» **INSTRUCTION**
Copy each line below exactly and leave the pictures out.

» **GIVEN ENTRIES**
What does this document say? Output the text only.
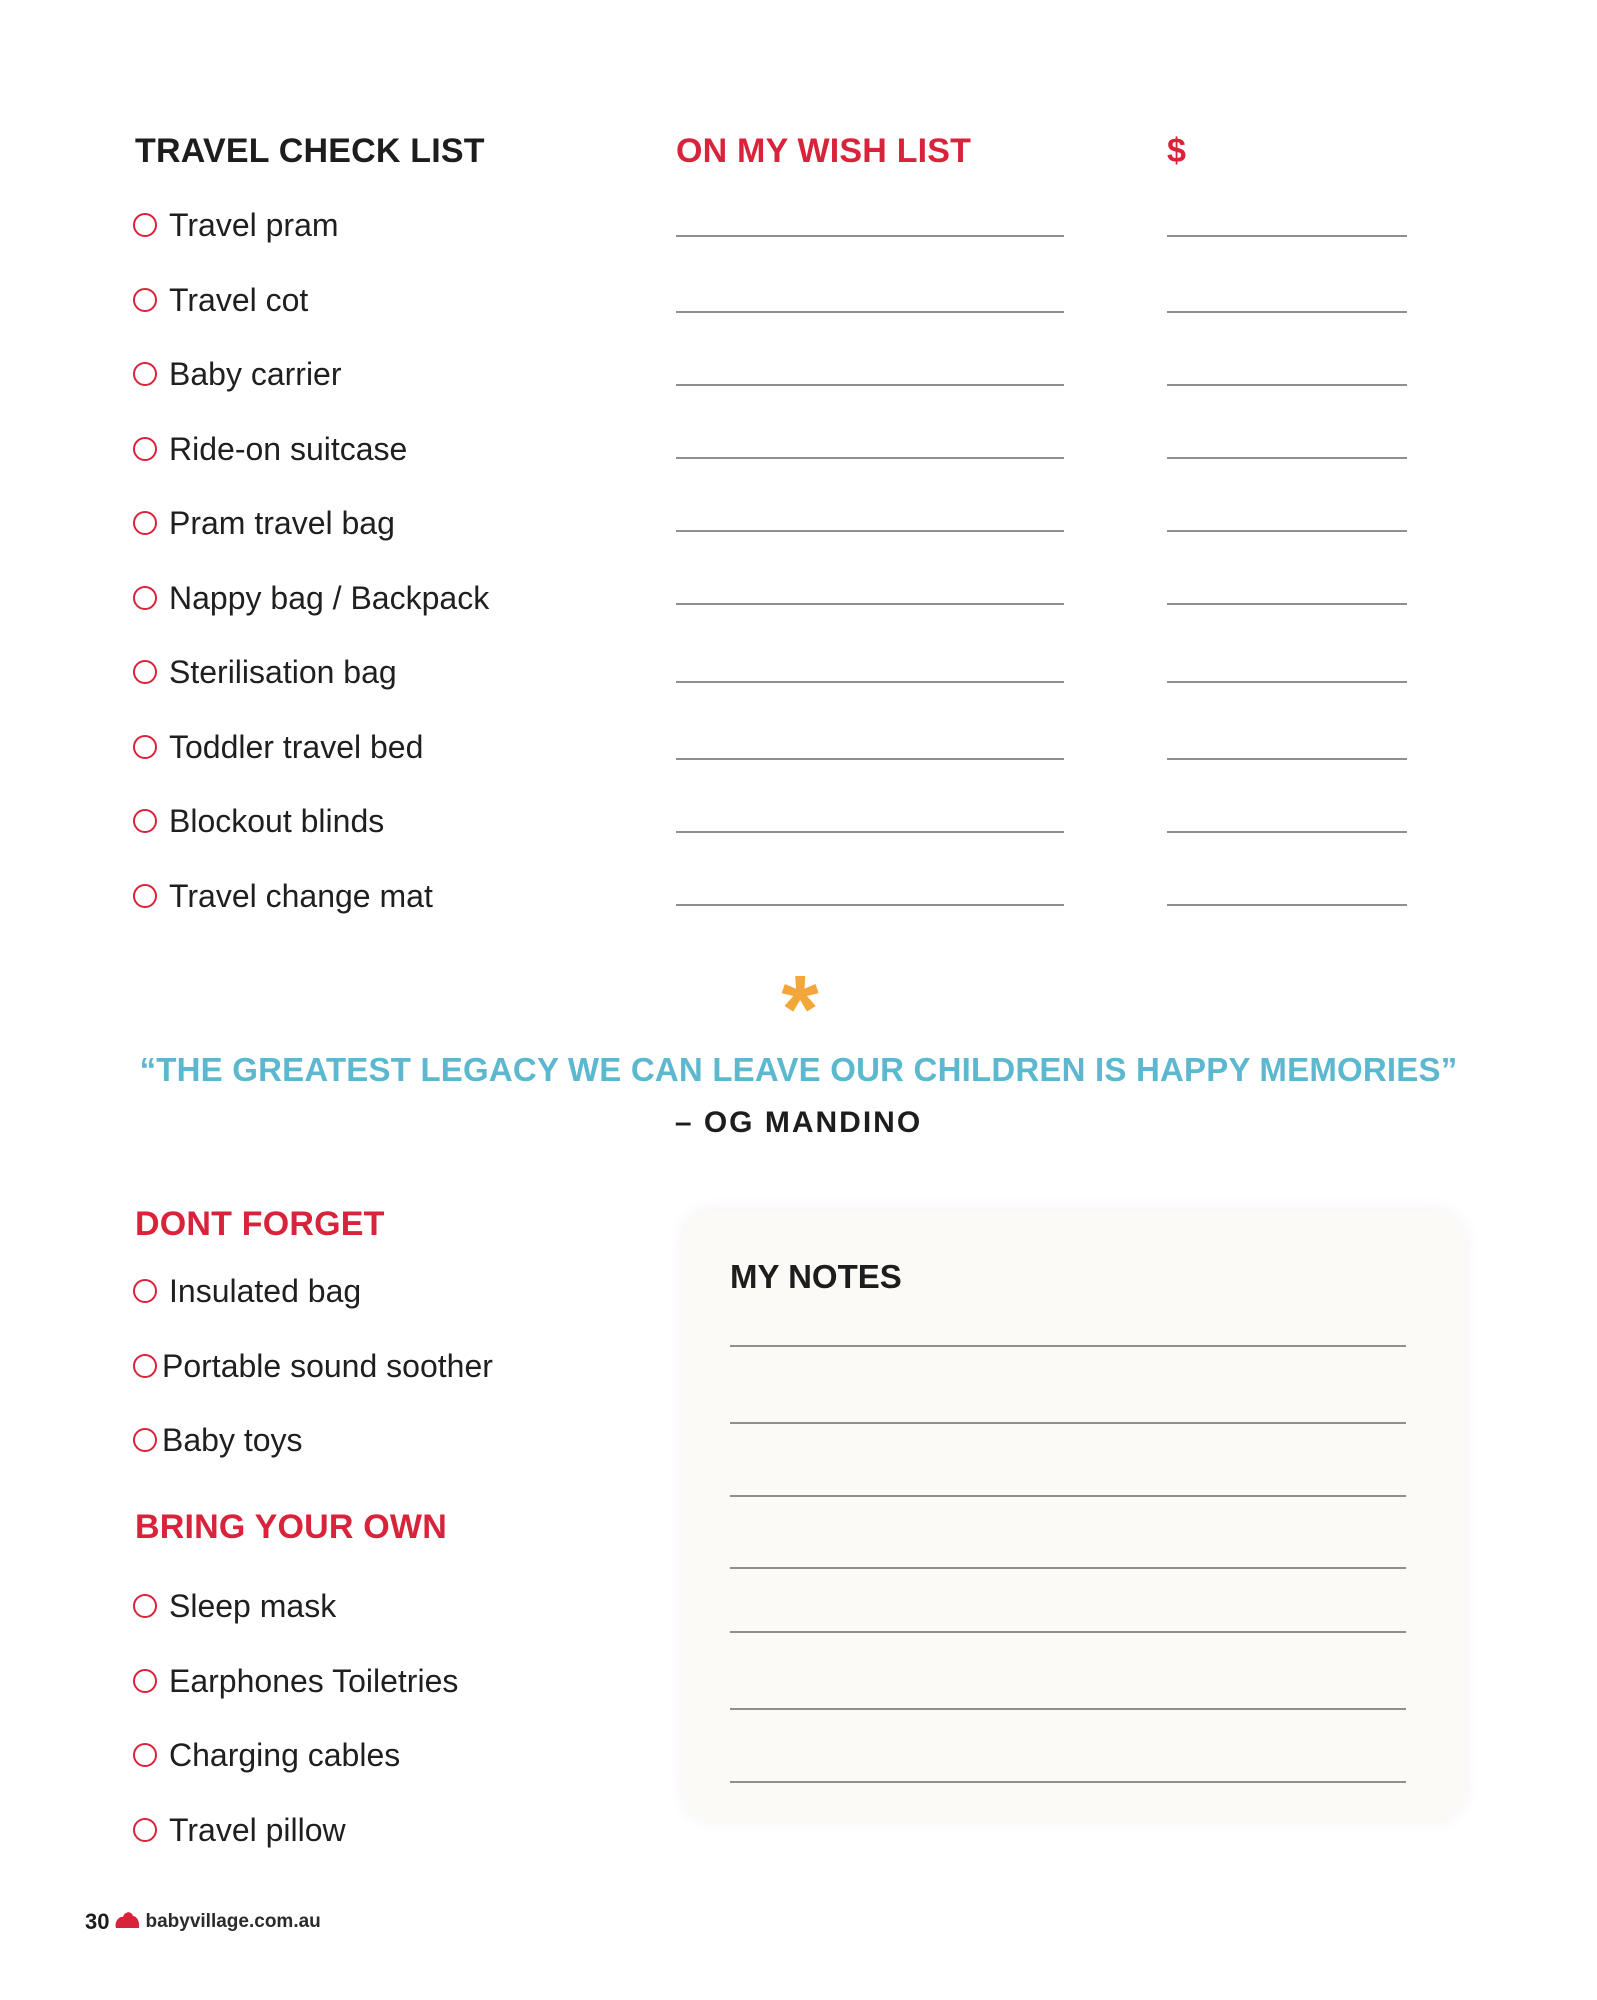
TRAVEL CHECK LIST	ON MY WISH LIST	$
Travel pram
Travel cot
Baby carrier
Ride-on suitcase
Pram travel bag
Nappy bag / Backpack
Sterilisation bag
Toddler travel bed
Blockout blinds
Travel change mat
*
“THE GREATEST LEGACY WE CAN LEAVE OUR CHILDREN IS HAPPY MEMORIES”
– OG MANDINO
DONT FORGET
Insulated bag
Portable sound soother
Baby toys
BRING YOUR OWN
Sleep mask
Earphones Toiletries
Charging cables
Travel pillow
MY NOTES
30 babyvillage.com.au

» **ANSWER BELOW**
What does this document say? Output the text only.
TRAVEL CHECK LIST	ON MY WISH LIST	$
Travel pram
Travel cot
Baby carrier
Ride-on suitcase
Pram travel bag
Nappy bag / Backpack
Sterilisation bag
Toddler travel bed
Blockout blinds
Travel change mat
*
“THE GREATEST LEGACY WE CAN LEAVE OUR CHILDREN IS HAPPY MEMORIES”
– OG MANDINO
DONT FORGET
Insulated bag
Portable sound soother
Baby toys
BRING YOUR OWN
Sleep mask
Earphones Toiletries
Charging cables
Travel pillow
MY NOTES
30 babyvillage.com.au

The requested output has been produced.